* start Passage shown *
How to run HPL/HPCG/IO500 in WSL
4. Performance Tuning.
0. It is a constant process of experimentation and requires patience.
1. Adjust the HPL.dat file
You can refer www.netlib.org/benchmark/h… to adjust the HPL.dat file, or generate one directly from www.advancedclustering.com/act_kb/tune….
| Input | Num |
|---|---|
| Nodes | 1 |
| Cores per Node | 1 |
| Memory per Node (MB) | 512 |
| Block Size (NB) | 192 |
Output:
HPLinpack benchmark input file
Innovative Computing Laboratory, University of Tennessee
HPL.out output file name (if any)
6 device out (6=stdout,7=stderr,file)
1 # of problems sizes (N)
7296 Ns
1 # of NBs
192 NBs
0 PMAP process mapping (0=Row-,1=Column-major)
1 # of process grids (P x Q)
1 Ps
1 Qs
16.0 threshold
1 # of panel fact
2 PFACTs (0=left, 1=Crout, 2=Right)
1 # of recursive stopping criterium
4 NBMINs (>= 1)
1 # of panels in recursion
2 NDIVs
1 # of recursive panel fact.
1 RFACTs (0=left, 1=Crout, 2=Right)
1 # of broadcast
1 BCASTs (0=1rg,1=1rM,2=2rg,3=2rM,4=Lng,5=LnM)
1 # of lookahead depth
1 DEPTHs (>=0)
2 SWAP (0=bin-exch,1=long,2=mix)
64 swapping threshold
0 L1 in (0=transposed,1=no-transposed) form
0 U in (0=transposed,1=no-transposed) form
1 Equilibration (0=no,1=yes)
8 memory alignment in double (> 0)
##### This line (no. 32) is ignored (it serves as a separator). ######
0 Number of additional problem sizes for PTRANS
1200 10000 30000 values of N
0 number of additional blocking sizes for PTRANS
40 9 8 13 13 20 16 32 64 values of NB
Modify HPL.dat to the above value and run xhpl again.
mpirun -np 4 xhpl
Output (partial):
================================================================================
HPLinpack 2.3 -- High-Performance Linpack benchmark -- December 2, 2018
Written by A. Petitet and R. Clint Whaley, Innovative Computing Laboratory, UTK
Modified by Piotr Luszczek, Innovative Computing Laboratory, UTK
Modified by Julien Langou, University of Colorado Denver
================================================================================
An explanation of the input/output parameters follows:
T/V : Wall time / encoded variant.
N : The order of the coefficient matrix A.
NB : The partitioning blocking factor.
P : The number of process rows.
Q : The number of process columns.
Time : Time in seconds to solve the linear system.
Gflops : Rate of execution for solving the linear system.
The following parameter values will be used:
N : 7296
NB : 192
PMAP : Row-major process mapping
P : 1
Q : 1
PFACT : Right
NBMIN : 4
NDIV : 2
RFACT : Crout
BCAST : 1ringM
DEPTH : 1
SWAP : Mix (threshold = 64)
L1 : transposed form
U : transposed form
EQUIL : yes
ALIGN : 8 double precision words
--------------------------------------------------------------------------------
- The matrix A is randomly generated for each test.
- The following scaled residual check will be computed:
||Ax-b||_oo / ( eps * ( || x ||_oo * || A ||_oo + || b ||_oo ) * N )
* end Passage shown *
**What is needed:**
Reproduce the stretch of the WSL benchmarking guide from "1 RFACTs (0=left, 1=Crout, 2=Right)" through "2 SWAP (0=bin-exch,1=long,2=mix)".
* start Data shown *
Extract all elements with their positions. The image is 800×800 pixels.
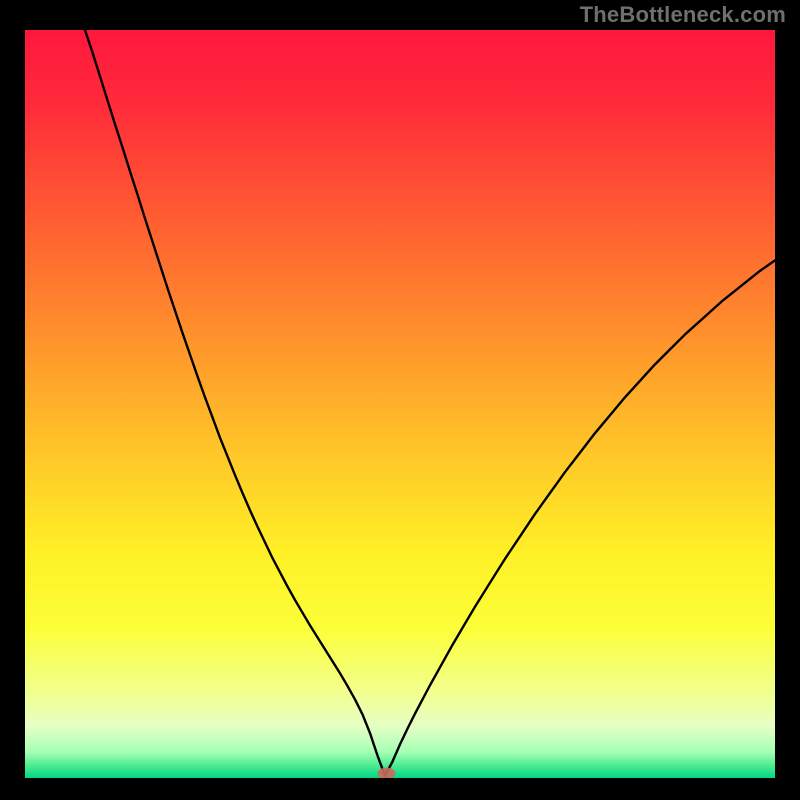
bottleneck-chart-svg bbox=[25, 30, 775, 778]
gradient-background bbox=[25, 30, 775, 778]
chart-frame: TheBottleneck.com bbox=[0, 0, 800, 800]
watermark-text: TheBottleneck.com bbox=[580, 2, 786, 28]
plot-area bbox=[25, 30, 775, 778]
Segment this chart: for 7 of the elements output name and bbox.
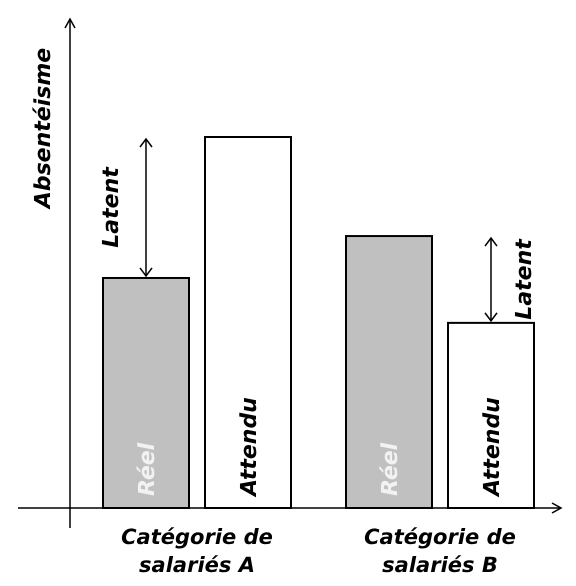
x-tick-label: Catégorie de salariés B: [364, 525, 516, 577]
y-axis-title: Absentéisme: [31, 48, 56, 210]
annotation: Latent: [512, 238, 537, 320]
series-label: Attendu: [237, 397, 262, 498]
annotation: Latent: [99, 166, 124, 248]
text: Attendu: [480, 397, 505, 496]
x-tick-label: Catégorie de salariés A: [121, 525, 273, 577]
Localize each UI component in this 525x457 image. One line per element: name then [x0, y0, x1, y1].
* end Data shown *
* start Data shown *
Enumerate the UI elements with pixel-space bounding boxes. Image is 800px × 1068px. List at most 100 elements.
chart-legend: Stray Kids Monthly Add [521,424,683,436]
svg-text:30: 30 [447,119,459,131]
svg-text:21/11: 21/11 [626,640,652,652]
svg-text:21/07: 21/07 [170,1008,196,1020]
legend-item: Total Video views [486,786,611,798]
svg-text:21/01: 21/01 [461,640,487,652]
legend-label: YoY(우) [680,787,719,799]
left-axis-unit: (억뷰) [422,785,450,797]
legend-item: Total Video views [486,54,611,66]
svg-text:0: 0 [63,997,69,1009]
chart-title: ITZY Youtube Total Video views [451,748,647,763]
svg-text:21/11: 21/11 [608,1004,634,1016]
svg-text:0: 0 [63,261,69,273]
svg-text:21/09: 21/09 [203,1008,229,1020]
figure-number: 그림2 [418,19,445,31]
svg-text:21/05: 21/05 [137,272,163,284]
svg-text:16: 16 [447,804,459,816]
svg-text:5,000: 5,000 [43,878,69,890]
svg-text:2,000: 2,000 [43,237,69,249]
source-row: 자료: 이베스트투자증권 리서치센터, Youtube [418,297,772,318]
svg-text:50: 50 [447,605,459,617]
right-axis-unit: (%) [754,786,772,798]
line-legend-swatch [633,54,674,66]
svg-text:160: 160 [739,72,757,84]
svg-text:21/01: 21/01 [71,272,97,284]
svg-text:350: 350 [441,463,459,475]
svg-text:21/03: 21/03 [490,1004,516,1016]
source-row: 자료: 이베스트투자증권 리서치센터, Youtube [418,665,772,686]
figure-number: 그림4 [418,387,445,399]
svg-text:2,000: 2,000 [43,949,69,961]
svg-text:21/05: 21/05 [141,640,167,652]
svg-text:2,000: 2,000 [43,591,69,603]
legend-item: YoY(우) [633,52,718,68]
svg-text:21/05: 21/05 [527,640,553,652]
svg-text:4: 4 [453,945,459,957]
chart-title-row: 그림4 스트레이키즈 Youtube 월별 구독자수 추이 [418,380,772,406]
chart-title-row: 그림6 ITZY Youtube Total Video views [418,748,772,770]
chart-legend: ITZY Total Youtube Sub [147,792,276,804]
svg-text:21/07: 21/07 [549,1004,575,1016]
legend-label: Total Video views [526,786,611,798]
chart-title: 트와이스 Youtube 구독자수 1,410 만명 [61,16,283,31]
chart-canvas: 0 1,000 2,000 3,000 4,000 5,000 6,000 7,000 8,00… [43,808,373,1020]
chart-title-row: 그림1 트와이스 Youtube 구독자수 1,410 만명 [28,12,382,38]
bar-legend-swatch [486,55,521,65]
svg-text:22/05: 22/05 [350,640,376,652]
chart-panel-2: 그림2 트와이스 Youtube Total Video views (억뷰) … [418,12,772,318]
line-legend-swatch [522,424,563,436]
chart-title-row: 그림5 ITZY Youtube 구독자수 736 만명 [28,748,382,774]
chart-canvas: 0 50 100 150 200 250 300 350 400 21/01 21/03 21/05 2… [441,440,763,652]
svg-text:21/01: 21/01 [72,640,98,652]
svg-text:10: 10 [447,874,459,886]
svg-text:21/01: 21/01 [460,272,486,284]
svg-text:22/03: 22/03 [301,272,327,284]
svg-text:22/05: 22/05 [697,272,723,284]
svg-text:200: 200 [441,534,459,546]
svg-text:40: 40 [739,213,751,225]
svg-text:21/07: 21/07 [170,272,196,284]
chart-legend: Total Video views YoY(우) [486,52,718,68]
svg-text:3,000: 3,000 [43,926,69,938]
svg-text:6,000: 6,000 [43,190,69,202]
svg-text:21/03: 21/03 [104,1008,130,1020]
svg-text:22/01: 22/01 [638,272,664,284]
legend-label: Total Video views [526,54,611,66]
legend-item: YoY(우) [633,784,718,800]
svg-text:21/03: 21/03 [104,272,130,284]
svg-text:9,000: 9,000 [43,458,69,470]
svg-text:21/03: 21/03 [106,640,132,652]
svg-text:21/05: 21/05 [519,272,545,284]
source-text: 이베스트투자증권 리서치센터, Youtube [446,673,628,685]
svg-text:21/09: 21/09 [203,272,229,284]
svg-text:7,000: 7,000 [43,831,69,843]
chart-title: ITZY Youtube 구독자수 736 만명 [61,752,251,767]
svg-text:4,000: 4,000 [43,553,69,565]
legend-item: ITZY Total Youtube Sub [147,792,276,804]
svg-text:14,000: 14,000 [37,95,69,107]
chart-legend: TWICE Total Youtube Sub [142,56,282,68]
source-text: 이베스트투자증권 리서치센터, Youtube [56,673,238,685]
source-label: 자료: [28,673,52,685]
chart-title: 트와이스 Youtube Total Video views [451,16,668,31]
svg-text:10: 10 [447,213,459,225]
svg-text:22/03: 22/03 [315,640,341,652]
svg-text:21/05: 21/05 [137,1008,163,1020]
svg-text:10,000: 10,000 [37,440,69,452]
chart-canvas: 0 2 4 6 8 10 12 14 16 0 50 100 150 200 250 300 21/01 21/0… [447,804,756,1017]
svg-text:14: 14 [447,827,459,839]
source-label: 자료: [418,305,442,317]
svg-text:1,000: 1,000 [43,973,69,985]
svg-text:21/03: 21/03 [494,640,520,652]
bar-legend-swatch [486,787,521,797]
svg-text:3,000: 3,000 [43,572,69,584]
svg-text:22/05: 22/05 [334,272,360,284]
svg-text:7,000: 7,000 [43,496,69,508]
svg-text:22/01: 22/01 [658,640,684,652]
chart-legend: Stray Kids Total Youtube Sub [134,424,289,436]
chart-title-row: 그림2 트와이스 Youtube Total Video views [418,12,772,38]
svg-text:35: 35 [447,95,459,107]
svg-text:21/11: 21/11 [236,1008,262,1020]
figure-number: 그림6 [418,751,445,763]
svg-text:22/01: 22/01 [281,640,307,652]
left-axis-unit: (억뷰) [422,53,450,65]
* end Data shown *
**Response to the exercise:**
1 RFACTs (0=left, 1=Crout, 2=Right)
1 # of broadcast
1 BCASTs (0=1rg,1=1rM,2=2rg,3=2rM,4=Lng,5=LnM)
1 # of lookahead depth
1 DEPTHs (>=0)
2 SWAP (0=bin-exch,1=long,2=mix)